══ Given data ══

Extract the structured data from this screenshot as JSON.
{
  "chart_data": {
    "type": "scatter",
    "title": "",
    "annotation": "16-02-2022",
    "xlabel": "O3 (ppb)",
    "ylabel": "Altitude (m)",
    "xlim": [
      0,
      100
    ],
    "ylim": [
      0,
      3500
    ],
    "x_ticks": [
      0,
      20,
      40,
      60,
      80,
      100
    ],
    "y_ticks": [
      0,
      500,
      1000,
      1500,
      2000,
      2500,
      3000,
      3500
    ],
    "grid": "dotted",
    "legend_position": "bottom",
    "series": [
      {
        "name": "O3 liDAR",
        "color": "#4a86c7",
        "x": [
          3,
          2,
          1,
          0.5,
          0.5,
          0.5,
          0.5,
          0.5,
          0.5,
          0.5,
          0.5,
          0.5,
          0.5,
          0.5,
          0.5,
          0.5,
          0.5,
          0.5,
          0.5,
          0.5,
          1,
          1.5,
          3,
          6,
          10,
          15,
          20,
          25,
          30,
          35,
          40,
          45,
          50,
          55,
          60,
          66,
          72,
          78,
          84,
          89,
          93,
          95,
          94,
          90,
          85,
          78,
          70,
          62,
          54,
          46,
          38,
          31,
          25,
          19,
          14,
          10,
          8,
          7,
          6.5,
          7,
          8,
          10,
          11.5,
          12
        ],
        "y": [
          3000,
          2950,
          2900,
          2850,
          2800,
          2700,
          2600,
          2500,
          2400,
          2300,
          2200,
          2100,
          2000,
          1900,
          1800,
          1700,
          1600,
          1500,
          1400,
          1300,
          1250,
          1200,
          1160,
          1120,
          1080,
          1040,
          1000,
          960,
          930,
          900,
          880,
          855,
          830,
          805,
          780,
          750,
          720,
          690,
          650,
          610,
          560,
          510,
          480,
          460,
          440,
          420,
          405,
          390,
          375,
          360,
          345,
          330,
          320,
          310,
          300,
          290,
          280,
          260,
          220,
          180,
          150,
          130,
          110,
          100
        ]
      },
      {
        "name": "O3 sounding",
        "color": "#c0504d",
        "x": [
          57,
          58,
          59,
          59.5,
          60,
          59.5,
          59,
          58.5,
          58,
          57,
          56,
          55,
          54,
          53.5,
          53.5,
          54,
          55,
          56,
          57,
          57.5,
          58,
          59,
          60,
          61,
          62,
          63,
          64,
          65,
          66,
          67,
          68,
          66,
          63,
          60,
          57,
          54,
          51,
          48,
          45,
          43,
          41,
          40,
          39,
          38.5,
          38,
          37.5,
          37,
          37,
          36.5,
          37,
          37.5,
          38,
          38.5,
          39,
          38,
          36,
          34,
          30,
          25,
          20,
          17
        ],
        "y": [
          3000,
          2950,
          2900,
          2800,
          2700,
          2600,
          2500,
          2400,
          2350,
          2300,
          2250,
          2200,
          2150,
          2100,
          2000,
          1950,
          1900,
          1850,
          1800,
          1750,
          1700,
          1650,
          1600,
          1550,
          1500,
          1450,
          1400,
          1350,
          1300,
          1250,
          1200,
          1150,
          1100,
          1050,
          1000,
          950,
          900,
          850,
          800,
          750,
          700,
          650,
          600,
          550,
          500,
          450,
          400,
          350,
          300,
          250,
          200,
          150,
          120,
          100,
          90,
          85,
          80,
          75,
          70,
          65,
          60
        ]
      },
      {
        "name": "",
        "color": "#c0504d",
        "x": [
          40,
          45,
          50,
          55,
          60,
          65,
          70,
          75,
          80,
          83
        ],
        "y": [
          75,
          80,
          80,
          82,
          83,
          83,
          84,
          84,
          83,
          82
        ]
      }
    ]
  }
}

═══

* Instruction
Return every line of the material exactly.

* The solution
Extract the structured data from this screenshot as JSON.
{
  "chart_data": {
    "type": "scatter",
    "title": "",
    "annotation": "16-02-2022",
    "xlabel": "O3 (ppb)",
    "ylabel": "Altitude (m)",
    "xlim": [
      0,
      100
    ],
    "ylim": [
      0,
      3500
    ],
    "x_ticks": [
      0,
      20,
      40,
      60,
      80,
      100
    ],
    "y_ticks": [
      0,
      500,
      1000,
      1500,
      2000,
      2500,
      3000,
      3500
    ],
    "grid": "dotted",
    "legend_position": "bottom",
    "series": [
      {
        "name": "O3 liDAR",
        "color": "#4a86c7",
        "x": [
          3,
          2,
          1,
          0.5,
          0.5,
          0.5,
          0.5,
          0.5,
          0.5,
          0.5,
          0.5,
          0.5,
          0.5,
          0.5,
          0.5,
          0.5,
          0.5,
          0.5,
          0.5,
          0.5,
          1,
          1.5,
          3,
          6,
          10,
          15,
          20,
          25,
          30,
          35,
          40,
          45,
          50,
          55,
          60,
          66,
          72,
          78,
          84,
          89,
          93,
          95,
          94,
          90,
          85,
          78,
          70,
          62,
          54,
          46,
          38,
          31,
          25,
          19,
          14,
          10,
          8,
          7,
          6.5,
          7,
          8,
          10,
          11.5,
          12
        ],
        "y": [
          3000,
          2950,
          2900,
          2850,
          2800,
          2700,
          2600,
          2500,
          2400,
          2300,
          2200,
          2100,
          2000,
          1900,
          1800,
          1700,
          1600,
          1500,
          1400,
          1300,
          1250,
          1200,
          1160,
          1120,
          1080,
          1040,
          1000,
          960,
          930,
          900,
          880,
          855,
          830,
          805,
          780,
          750,
          720,
          690,
          650,
          610,
          560,
          510,
          480,
          460,
          440,
          420,
          405,
          390,
          375,
          360,
          345,
          330,
          320,
          310,
          300,
          290,
          280,
          260,
          220,
          180,
          150,
          130,
          110,
          100
        ]
      },
      {
        "name": "O3 sounding",
        "color": "#c0504d",
        "x": [
          57,
          58,
          59,
          59.5,
          60,
          59.5,
          59,
          58.5,
          58,
          57,
          56,
          55,
          54,
          53.5,
          53.5,
          54,
          55,
          56,
          57,
          57.5,
          58,
          59,
          60,
          61,
          62,
          63,
          64,
          65,
          66,
          67,
          68,
          66,
          63,
          60,
          57,
          54,
          51,
          48,
          45,
          43,
          41,
          40,
          39,
          38.5,
          38,
          37.5,
          37,
          37,
          36.5,
          37,
          37.5,
          38,
          38.5,
          39,
          38,
          36,
          34,
          30,
          25,
          20,
          17
        ],
        "y": [
          3000,
          2950,
          2900,
          2800,
          2700,
          2600,
          2500,
          2400,
          2350,
          2300,
          2250,
          2200,
          2150,
          2100,
          2000,
          1950,
          1900,
          1850,
          1800,
          1750,
          1700,
          1650,
          1600,
          1550,
          1500,
          1450,
          1400,
          1350,
          1300,
          1250,
          1200,
          1150,
          1100,
          1050,
          1000,
          950,
          900,
          850,
          800,
          750,
          700,
          650,
          600,
          550,
          500,
          450,
          400,
          350,
          300,
          250,
          200,
          150,
          120,
          100,
          90,
          85,
          80,
          75,
          70,
          65,
          60
        ]
      },
      {
        "name": "",
        "color": "#c0504d",
        "x": [
          40,
          45,
          50,
          55,
          60,
          65,
          70,
          75,
          80,
          83
        ],
        "y": [
          75,
          80,
          80,
          82,
          83,
          83,
          84,
          84,
          83,
          82
        ]
      }
    ]
  }
}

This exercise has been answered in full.